# Given exercise A
Repeat the passage of the Goldman Sachs earnings article between "No matter how" and "other industries advancing.", inclusive.

# Source
......
No matter how solid some of their recent financials are, it seems that American banks and brokerages just can't win any investor respect these days. The latest example of this is Goldman Sachs (NYSE:GS), which just reported earnings that indicated strong growth in certain key business areas... but not all! The market appears to be looking for any excuse not to trade up major financials, and it found more than a few when it scrutinized the white-shoe investment bank's numbers. For that and other key reasons, Goldman's shares declined while the Dow had a strongly positive day, with many stocks in other industries advancing.
Like its brother financials JPMorgan Chase (NYSE:JPM) and Wells Fargo (NYSE:WFC), Goldman's shares slipped the day the bank released 3Q results -- results that, on balance, were rather positive. Firstly, the company's bottom line was well in the black to the tune of $1.5 billion, a far cry from the $393 million loss in the same period a year earlier. That equated to a $2.85 EPS, convincingly thumping the consensus estimate of $2.12, and left some room for a dividend boost to $0.50 per quarter from the previous $0.46. On an annual basis, net revenue doubled and then some to $8.4 billion.
But this just isn't a good time for financial stocks, particularly the Goldmans and JPMorgan Chases that make a lot of their money from investment banking. The industry hasn't quite recovered from the hit to its reputation in the wake of last decade's financial crisis, and recent events like JPMorgan's multibillion-dollar trading loss in a derivatives position haven't helped matters. Banks are still being sued by the government and other entitiesÂ because of their conduct during that era, which keeps them firmly in the public mind as bad guys whose problems still aren't sufficiently behind them.
So even a sterling quarter like the one JPMorgan Chase had didn't budge its stock. This seems to be the same dynamic at work with Goldman, compounded by the fact that not all of the bank's numbers were so rosy. The third quarter of 2011 was particularly bad because of several hits Goldman took on its direct investments; these led to deep craters in this business segment and an overall net loss for the quarter -- only the second quarterly shortfall in the company's history.
......
# Material for this exercise
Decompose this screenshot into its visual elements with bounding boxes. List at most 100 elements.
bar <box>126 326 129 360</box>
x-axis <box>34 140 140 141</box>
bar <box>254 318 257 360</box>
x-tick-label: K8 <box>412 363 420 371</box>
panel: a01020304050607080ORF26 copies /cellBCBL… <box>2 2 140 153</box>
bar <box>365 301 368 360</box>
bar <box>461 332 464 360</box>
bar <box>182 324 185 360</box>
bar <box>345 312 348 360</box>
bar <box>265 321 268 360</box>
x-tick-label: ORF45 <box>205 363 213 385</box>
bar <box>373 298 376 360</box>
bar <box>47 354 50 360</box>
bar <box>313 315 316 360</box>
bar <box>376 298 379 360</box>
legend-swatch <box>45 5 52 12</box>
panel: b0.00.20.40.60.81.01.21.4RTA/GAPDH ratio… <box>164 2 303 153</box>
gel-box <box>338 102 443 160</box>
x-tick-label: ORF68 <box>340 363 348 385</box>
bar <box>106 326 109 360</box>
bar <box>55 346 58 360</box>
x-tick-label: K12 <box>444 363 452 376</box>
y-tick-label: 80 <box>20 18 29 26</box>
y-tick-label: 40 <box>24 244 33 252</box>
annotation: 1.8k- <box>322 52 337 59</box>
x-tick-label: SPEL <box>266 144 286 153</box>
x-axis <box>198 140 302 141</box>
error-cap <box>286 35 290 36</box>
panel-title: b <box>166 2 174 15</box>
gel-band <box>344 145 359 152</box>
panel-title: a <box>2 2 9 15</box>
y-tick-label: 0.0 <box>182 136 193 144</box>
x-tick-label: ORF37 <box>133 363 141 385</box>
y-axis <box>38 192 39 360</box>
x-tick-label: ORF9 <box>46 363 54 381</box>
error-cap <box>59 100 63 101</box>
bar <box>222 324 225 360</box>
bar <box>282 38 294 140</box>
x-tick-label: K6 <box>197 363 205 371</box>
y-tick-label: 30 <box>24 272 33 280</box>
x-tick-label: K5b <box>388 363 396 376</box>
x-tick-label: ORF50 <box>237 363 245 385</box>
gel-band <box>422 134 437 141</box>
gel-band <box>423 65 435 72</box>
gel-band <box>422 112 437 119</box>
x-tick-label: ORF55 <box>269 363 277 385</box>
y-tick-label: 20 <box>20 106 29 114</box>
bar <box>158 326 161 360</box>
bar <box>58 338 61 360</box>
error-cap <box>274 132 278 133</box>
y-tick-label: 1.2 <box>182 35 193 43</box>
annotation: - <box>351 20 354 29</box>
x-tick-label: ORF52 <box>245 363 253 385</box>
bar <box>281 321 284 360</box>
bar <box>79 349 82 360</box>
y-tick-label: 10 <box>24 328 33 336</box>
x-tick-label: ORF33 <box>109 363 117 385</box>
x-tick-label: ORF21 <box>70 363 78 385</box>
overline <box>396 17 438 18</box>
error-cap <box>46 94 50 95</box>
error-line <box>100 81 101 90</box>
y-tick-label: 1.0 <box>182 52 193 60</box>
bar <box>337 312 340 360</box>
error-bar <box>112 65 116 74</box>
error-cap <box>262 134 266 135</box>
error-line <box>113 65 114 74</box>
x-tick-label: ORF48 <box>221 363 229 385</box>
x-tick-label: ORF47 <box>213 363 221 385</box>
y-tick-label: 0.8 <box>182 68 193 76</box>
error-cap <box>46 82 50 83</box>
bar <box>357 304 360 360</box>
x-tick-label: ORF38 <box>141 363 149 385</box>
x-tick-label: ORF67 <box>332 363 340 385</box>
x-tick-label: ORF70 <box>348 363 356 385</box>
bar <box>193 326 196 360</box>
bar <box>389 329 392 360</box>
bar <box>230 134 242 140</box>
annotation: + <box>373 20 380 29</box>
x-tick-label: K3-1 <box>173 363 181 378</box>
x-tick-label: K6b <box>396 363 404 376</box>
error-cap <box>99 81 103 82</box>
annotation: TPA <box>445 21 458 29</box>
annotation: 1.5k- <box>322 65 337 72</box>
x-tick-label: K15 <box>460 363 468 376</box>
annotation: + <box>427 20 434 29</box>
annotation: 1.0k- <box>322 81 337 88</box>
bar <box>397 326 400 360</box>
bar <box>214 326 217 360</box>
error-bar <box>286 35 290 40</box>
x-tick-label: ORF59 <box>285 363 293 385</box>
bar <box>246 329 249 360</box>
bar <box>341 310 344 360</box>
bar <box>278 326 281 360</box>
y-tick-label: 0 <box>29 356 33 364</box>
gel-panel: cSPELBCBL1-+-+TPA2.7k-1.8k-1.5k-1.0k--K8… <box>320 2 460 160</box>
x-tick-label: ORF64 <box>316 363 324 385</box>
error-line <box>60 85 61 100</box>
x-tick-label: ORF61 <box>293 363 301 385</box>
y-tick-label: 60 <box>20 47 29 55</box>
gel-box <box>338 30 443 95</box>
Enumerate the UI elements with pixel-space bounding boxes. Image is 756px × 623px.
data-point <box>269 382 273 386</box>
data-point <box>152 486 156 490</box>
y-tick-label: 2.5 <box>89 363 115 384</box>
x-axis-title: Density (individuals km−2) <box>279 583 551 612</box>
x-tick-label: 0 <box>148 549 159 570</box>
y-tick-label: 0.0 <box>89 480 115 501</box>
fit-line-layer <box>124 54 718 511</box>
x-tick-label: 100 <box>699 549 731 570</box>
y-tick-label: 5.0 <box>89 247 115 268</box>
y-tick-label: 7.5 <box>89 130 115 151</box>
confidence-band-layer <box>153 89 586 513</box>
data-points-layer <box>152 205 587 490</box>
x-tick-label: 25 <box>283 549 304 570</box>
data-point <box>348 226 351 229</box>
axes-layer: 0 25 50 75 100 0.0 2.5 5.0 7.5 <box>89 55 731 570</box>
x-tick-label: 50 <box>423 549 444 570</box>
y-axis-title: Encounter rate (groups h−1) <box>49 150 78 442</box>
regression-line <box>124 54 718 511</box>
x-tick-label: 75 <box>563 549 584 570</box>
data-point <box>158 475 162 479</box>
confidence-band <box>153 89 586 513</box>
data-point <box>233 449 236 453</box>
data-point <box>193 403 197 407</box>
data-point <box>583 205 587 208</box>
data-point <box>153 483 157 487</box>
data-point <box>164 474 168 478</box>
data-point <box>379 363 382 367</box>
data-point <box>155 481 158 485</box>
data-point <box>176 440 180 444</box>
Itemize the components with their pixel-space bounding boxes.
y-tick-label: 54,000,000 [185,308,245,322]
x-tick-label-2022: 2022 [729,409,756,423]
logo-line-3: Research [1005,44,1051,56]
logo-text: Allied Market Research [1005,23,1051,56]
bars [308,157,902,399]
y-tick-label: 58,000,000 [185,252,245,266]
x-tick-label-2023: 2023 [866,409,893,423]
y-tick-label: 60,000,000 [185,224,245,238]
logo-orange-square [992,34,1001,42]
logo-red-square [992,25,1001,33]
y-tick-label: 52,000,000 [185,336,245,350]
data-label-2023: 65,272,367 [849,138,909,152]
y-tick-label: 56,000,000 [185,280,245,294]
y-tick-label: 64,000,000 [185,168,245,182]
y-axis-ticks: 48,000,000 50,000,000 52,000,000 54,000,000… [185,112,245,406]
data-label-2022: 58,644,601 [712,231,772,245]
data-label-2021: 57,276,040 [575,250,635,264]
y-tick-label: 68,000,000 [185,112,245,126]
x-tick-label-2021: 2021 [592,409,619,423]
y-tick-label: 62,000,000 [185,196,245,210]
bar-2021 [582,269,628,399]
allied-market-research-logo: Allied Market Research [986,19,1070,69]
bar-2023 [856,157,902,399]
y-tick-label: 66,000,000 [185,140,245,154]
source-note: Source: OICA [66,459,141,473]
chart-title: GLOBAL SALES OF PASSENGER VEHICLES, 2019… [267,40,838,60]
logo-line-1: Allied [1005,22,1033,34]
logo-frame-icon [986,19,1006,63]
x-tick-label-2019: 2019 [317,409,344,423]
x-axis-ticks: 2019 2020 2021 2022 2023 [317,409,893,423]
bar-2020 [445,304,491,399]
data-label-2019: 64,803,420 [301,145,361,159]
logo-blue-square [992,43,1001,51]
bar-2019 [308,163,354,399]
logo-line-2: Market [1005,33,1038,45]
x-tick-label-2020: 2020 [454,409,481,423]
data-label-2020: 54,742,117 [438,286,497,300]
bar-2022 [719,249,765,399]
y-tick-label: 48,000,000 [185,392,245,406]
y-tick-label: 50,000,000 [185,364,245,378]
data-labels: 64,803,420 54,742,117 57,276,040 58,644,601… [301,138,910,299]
......
# Given exercise B
Reproduce the listing from its first line through the line holding "error-cap <box>286 35 290 36</box>", inclusive, and give only those lines.

# Final result A
No matter how solid some of their recent financials are, it seems that American banks and brokerages just can't win any investor respect these days. The latest example of this is Goldman Sachs (NYSE:GS), which just reported earnings that indicated strong growth in certain key business areas... but not all! The market appears to be looking for any excuse not to trade up major financials, and it found more than a few when it scrutinized the white-shoe investment bank's numbers. For that and other key reasons, Goldman's shares declined while the Dow had a strongly positive day, with many stocks in other industries advancing.

# Final result B
Decompose this screenshot into its visual elements with bounding boxes. List at most 100 elements.
bar <box>126 326 129 360</box>
x-axis <box>34 140 140 141</box>
bar <box>254 318 257 360</box>
x-tick-label: K8 <box>412 363 420 371</box>
panel: a01020304050607080ORF26 copies /cellBCBL… <box>2 2 140 153</box>
bar <box>365 301 368 360</box>
bar <box>461 332 464 360</box>
bar <box>182 324 185 360</box>
bar <box>345 312 348 360</box>
bar <box>265 321 268 360</box>
x-tick-label: ORF45 <box>205 363 213 385</box>
bar <box>373 298 376 360</box>
bar <box>47 354 50 360</box>
bar <box>313 315 316 360</box>
bar <box>376 298 379 360</box>
legend-swatch <box>45 5 52 12</box>
panel: b0.00.20.40.60.81.01.21.4RTA/GAPDH ratio… <box>164 2 303 153</box>
gel-box <box>338 102 443 160</box>
x-tick-label: ORF68 <box>340 363 348 385</box>
bar <box>106 326 109 360</box>
bar <box>55 346 58 360</box>
x-tick-label: K12 <box>444 363 452 376</box>
y-tick-label: 80 <box>20 18 29 26</box>
y-tick-label: 40 <box>24 244 33 252</box>
annotation: 1.8k- <box>322 52 337 59</box>
x-tick-label: SPEL <box>266 144 286 153</box>
x-axis <box>198 140 302 141</box>
error-cap <box>286 35 290 36</box>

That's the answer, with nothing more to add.